**DIRECTIONS:**
Each entry below should be reproduced character for character.

**EXERCISE INPUT:**
════

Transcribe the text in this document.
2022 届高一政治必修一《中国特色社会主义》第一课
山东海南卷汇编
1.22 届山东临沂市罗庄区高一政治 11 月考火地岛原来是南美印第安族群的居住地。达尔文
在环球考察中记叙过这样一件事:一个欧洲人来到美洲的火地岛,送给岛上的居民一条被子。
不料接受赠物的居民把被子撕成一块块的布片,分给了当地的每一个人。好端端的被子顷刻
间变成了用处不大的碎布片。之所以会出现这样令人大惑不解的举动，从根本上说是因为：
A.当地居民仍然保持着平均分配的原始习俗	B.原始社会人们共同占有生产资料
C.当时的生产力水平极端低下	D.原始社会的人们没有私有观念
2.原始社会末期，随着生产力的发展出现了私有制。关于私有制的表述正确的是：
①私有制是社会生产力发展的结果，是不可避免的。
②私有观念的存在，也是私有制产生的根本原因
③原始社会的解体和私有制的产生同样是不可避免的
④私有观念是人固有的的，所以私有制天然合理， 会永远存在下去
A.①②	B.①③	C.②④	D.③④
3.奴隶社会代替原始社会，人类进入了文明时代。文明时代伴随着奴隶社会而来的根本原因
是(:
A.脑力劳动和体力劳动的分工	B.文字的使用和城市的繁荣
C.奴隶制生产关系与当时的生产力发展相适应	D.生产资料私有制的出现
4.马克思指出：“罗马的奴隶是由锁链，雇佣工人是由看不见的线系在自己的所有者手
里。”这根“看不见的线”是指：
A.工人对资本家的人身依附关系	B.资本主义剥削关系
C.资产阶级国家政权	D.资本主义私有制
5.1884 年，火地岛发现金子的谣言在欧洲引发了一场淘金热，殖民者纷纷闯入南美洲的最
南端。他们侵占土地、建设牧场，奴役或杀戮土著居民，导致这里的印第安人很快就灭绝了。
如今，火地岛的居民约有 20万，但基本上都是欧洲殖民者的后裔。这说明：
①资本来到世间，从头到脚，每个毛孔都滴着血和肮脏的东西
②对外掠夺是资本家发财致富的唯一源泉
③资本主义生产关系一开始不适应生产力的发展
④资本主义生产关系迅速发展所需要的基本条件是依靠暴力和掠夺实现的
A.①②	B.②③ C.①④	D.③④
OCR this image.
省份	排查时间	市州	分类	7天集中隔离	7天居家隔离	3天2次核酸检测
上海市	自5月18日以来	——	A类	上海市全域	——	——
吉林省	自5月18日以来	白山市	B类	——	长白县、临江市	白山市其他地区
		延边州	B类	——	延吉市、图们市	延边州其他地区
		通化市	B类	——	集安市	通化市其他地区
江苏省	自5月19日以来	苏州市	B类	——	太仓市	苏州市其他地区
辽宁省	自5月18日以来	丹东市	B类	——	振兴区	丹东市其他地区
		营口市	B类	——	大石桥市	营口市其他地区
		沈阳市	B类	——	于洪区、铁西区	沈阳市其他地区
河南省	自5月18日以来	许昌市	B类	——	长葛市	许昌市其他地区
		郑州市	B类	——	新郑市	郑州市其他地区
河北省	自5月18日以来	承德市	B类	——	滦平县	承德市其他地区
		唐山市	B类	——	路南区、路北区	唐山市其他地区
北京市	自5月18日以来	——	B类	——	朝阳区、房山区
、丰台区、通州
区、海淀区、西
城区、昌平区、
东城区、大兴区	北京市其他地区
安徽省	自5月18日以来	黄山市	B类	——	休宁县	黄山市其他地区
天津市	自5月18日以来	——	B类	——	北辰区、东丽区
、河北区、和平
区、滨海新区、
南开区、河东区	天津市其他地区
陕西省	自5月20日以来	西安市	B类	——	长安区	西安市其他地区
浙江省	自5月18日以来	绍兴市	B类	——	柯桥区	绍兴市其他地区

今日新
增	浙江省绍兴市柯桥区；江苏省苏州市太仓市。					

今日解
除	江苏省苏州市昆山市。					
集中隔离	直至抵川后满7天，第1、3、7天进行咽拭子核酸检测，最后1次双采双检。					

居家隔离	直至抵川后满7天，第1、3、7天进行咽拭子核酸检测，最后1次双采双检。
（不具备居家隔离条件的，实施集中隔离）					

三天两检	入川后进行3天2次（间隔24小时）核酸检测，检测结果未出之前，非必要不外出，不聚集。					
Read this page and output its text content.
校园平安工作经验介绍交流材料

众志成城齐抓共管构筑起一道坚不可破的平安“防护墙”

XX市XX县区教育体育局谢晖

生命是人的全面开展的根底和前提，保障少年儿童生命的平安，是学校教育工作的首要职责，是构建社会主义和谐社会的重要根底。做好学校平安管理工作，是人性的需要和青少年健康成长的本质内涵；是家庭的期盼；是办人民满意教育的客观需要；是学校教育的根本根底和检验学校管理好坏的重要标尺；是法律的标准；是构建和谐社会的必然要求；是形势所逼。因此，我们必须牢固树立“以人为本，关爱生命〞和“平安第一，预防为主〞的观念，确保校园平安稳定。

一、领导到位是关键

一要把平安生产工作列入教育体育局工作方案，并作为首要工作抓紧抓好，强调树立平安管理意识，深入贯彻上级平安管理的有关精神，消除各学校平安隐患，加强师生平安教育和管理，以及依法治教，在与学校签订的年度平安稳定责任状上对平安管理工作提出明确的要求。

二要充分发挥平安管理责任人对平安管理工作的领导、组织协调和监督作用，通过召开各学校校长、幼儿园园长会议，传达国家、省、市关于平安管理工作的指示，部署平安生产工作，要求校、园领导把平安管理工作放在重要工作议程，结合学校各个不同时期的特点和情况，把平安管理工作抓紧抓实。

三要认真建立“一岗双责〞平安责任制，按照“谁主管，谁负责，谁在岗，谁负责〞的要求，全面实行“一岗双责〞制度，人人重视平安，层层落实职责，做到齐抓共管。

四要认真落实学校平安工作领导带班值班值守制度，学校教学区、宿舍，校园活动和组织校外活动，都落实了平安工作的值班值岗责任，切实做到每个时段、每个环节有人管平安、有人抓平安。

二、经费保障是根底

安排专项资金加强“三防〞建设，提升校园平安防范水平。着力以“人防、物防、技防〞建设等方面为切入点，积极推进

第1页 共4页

════

**FINISHED EXERCISE:**
Transcribe the text in this document.
2022 届高一政治必修一《中国特色社会主义》第一课
山东海南卷汇编
1.22 届山东临沂市罗庄区高一政治 11 月考火地岛原来是南美印第安族群的居住地。达尔文
在环球考察中记叙过这样一件事:一个欧洲人来到美洲的火地岛,送给岛上的居民一条被子。
不料接受赠物的居民把被子撕成一块块的布片,分给了当地的每一个人。好端端的被子顷刻
间变成了用处不大的碎布片。之所以会出现这样令人大惑不解的举动，从根本上说是因为：
A.当地居民仍然保持着平均分配的原始习俗	B.原始社会人们共同占有生产资料
C.当时的生产力水平极端低下	D.原始社会的人们没有私有观念
2.原始社会末期，随着生产力的发展出现了私有制。关于私有制的表述正确的是：
①私有制是社会生产力发展的结果，是不可避免的。
②私有观念的存在，也是私有制产生的根本原因
③原始社会的解体和私有制的产生同样是不可避免的
④私有观念是人固有的的，所以私有制天然合理， 会永远存在下去
A.①②	B.①③	C.②④	D.③④
3.奴隶社会代替原始社会，人类进入了文明时代。文明时代伴随着奴隶社会而来的根本原因
是(:
A.脑力劳动和体力劳动的分工	B.文字的使用和城市的繁荣
C.奴隶制生产关系与当时的生产力发展相适应	D.生产资料私有制的出现
4.马克思指出：“罗马的奴隶是由锁链，雇佣工人是由看不见的线系在自己的所有者手
里。”这根“看不见的线”是指：
A.工人对资本家的人身依附关系	B.资本主义剥削关系
C.资产阶级国家政权	D.资本主义私有制
5.1884 年，火地岛发现金子的谣言在欧洲引发了一场淘金热，殖民者纷纷闯入南美洲的最
南端。他们侵占土地、建设牧场，奴役或杀戮土著居民，导致这里的印第安人很快就灭绝了。
如今，火地岛的居民约有 20万，但基本上都是欧洲殖民者的后裔。这说明：
①资本来到世间，从头到脚，每个毛孔都滴着血和肮脏的东西
②对外掠夺是资本家发财致富的唯一源泉
③资本主义生产关系一开始不适应生产力的发展
④资本主义生产关系迅速发展所需要的基本条件是依靠暴力和掠夺实现的
A.①②	B.②③ C.①④	D.③④
OCR this image.
省份	排查时间	市州	分类	7天集中隔离	7天居家隔离	3天2次核酸检测
上海市	自5月18日以来	——	A类	上海市全域	——	——
吉林省	自5月18日以来	白山市	B类	——	长白县、临江市	白山市其他地区
		延边州	B类	——	延吉市、图们市	延边州其他地区
		通化市	B类	——	集安市	通化市其他地区
江苏省	自5月19日以来	苏州市	B类	——	太仓市	苏州市其他地区
辽宁省	自5月18日以来	丹东市	B类	——	振兴区	丹东市其他地区
		营口市	B类	——	大石桥市	营口市其他地区
		沈阳市	B类	——	于洪区、铁西区	沈阳市其他地区
河南省	自5月18日以来	许昌市	B类	——	长葛市	许昌市其他地区
		郑州市	B类	——	新郑市	郑州市其他地区
河北省	自5月18日以来	承德市	B类	——	滦平县	承德市其他地区
		唐山市	B类	——	路南区、路北区	唐山市其他地区
北京市	自5月18日以来	——	B类	——	朝阳区、房山区
、丰台区、通州
区、海淀区、西
城区、昌平区、
东城区、大兴区	北京市其他地区
安徽省	自5月18日以来	黄山市	B类	——	休宁县	黄山市其他地区
天津市	自5月18日以来	——	B类	——	北辰区、东丽区
、河北区、和平
区、滨海新区、
南开区、河东区	天津市其他地区
陕西省	自5月20日以来	西安市	B类	——	长安区	西安市其他地区
浙江省	自5月18日以来	绍兴市	B类	——	柯桥区	绍兴市其他地区

今日新
增	浙江省绍兴市柯桥区；江苏省苏州市太仓市。					

今日解
除	江苏省苏州市昆山市。					
集中隔离	直至抵川后满7天，第1、3、7天进行咽拭子核酸检测，最后1次双采双检。					

居家隔离	直至抵川后满7天，第1、3、7天进行咽拭子核酸检测，最后1次双采双检。
（不具备居家隔离条件的，实施集中隔离）					

三天两检	入川后进行3天2次（间隔24小时）核酸检测，检测结果未出之前，非必要不外出，不聚集。					
Read this page and output its text content.
校园平安工作经验介绍交流材料

众志成城齐抓共管构筑起一道坚不可破的平安“防护墙”

XX市XX县区教育体育局谢晖

生命是人的全面开展的根底和前提，保障少年儿童生命的平安，是学校教育工作的首要职责，是构建社会主义和谐社会的重要根底。做好学校平安管理工作，是人性的需要和青少年健康成长的本质内涵；是家庭的期盼；是办人民满意教育的客观需要；是学校教育的根本根底和检验学校管理好坏的重要标尺；是法律的标准；是构建和谐社会的必然要求；是形势所逼。因此，我们必须牢固树立“以人为本，关爱生命〞和“平安第一，预防为主〞的观念，确保校园平安稳定。

一、领导到位是关键

一要把平安生产工作列入教育体育局工作方案，并作为首要工作抓紧抓好，强调树立平安管理意识，深入贯彻上级平安管理的有关精神，消除各学校平安隐患，加强师生平安教育和管理，以及依法治教，在与学校签订的年度平安稳定责任状上对平安管理工作提出明确的要求。

二要充分发挥平安管理责任人对平安管理工作的领导、组织协调和监督作用，通过召开各学校校长、幼儿园园长会议，传达国家、省、市关于平安管理工作的指示，部署平安生产工作，要求校、园领导把平安管理工作放在重要工作议程，结合学校各个不同时期的特点和情况，把平安管理工作抓紧抓实。

三要认真建立“一岗双责〞平安责任制，按照“谁主管，谁负责，谁在岗，谁负责〞的要求，全面实行“一岗双责〞制度，人人重视平安，层层落实职责，做到齐抓共管。

四要认真落实学校平安工作领导带班值班值守制度，学校教学区、宿舍，校园活动和组织校外活动，都落实了平安工作的值班值岗责任，切实做到每个时段、每个环节有人管平安、有人抓平安。

二、经费保障是根底

安排专项资金加强“三防〞建设，提升校园平安防范水平。着力以“人防、物防、技防〞建设等方面为切入点，积极推进

第1页 共4页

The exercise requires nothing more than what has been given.